▸ Data provided:
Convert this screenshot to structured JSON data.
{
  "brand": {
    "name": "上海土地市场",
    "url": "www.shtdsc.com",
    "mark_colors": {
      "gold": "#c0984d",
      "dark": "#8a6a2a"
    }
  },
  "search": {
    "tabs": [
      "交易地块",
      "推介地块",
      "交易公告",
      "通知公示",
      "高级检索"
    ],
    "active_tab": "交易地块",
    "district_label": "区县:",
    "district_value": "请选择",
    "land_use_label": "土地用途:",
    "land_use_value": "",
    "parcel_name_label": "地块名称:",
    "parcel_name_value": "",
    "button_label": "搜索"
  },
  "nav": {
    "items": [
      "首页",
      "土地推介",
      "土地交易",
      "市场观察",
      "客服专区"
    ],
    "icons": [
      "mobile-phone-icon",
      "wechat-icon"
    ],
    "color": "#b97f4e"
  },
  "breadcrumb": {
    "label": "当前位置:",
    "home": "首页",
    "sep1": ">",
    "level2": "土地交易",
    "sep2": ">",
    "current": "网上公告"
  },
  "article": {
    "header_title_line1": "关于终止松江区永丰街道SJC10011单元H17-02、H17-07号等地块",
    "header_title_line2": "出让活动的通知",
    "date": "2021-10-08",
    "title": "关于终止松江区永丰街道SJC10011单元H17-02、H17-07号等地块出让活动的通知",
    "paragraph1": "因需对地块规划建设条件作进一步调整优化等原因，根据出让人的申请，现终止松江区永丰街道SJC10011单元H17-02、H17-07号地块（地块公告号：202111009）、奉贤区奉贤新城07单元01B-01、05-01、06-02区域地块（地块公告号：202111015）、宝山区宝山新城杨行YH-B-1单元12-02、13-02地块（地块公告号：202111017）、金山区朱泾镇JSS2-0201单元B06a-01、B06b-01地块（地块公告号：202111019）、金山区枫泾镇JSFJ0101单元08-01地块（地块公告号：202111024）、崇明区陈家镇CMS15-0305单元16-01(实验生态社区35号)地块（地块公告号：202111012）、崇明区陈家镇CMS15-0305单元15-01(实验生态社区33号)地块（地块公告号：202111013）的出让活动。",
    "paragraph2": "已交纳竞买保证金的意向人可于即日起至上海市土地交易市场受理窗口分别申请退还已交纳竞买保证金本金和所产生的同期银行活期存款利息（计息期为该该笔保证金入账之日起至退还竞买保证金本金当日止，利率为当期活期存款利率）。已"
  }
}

▸ Your goal: All of the entries must be written out exactly as they stand.

▸ Full solution:
Convert this screenshot to structured JSON data.
{
  "brand": {
    "name": "上海土地市场",
    "url": "www.shtdsc.com",
    "mark_colors": {
      "gold": "#c0984d",
      "dark": "#8a6a2a"
    }
  },
  "search": {
    "tabs": [
      "交易地块",
      "推介地块",
      "交易公告",
      "通知公示",
      "高级检索"
    ],
    "active_tab": "交易地块",
    "district_label": "区县:",
    "district_value": "请选择",
    "land_use_label": "土地用途:",
    "land_use_value": "",
    "parcel_name_label": "地块名称:",
    "parcel_name_value": "",
    "button_label": "搜索"
  },
  "nav": {
    "items": [
      "首页",
      "土地推介",
      "土地交易",
      "市场观察",
      "客服专区"
    ],
    "icons": [
      "mobile-phone-icon",
      "wechat-icon"
    ],
    "color": "#b97f4e"
  },
  "breadcrumb": {
    "label": "当前位置:",
    "home": "首页",
    "sep1": ">",
    "level2": "土地交易",
    "sep2": ">",
    "current": "网上公告"
  },
  "article": {
    "header_title_line1": "关于终止松江区永丰街道SJC10011单元H17-02、H17-07号等地块",
    "header_title_line2": "出让活动的通知",
    "date": "2021-10-08",
    "title": "关于终止松江区永丰街道SJC10011单元H17-02、H17-07号等地块出让活动的通知",
    "paragraph1": "因需对地块规划建设条件作进一步调整优化等原因，根据出让人的申请，现终止松江区永丰街道SJC10011单元H17-02、H17-07号地块（地块公告号：202111009）、奉贤区奉贤新城07单元01B-01、05-01、06-02区域地块（地块公告号：202111015）、宝山区宝山新城杨行YH-B-1单元12-02、13-02地块（地块公告号：202111017）、金山区朱泾镇JSS2-0201单元B06a-01、B06b-01地块（地块公告号：202111019）、金山区枫泾镇JSFJ0101单元08-01地块（地块公告号：202111024）、崇明区陈家镇CMS15-0305单元16-01(实验生态社区35号)地块（地块公告号：202111012）、崇明区陈家镇CMS15-0305单元15-01(实验生态社区33号)地块（地块公告号：202111013）的出让活动。",
    "paragraph2": "已交纳竞买保证金的意向人可于即日起至上海市土地交易市场受理窗口分别申请退还已交纳竞买保证金本金和所产生的同期银行活期存款利息（计息期为该该笔保证金入账之日起至退还竞买保证金本金当日止，利率为当期活期存款利率）。已"
  }
}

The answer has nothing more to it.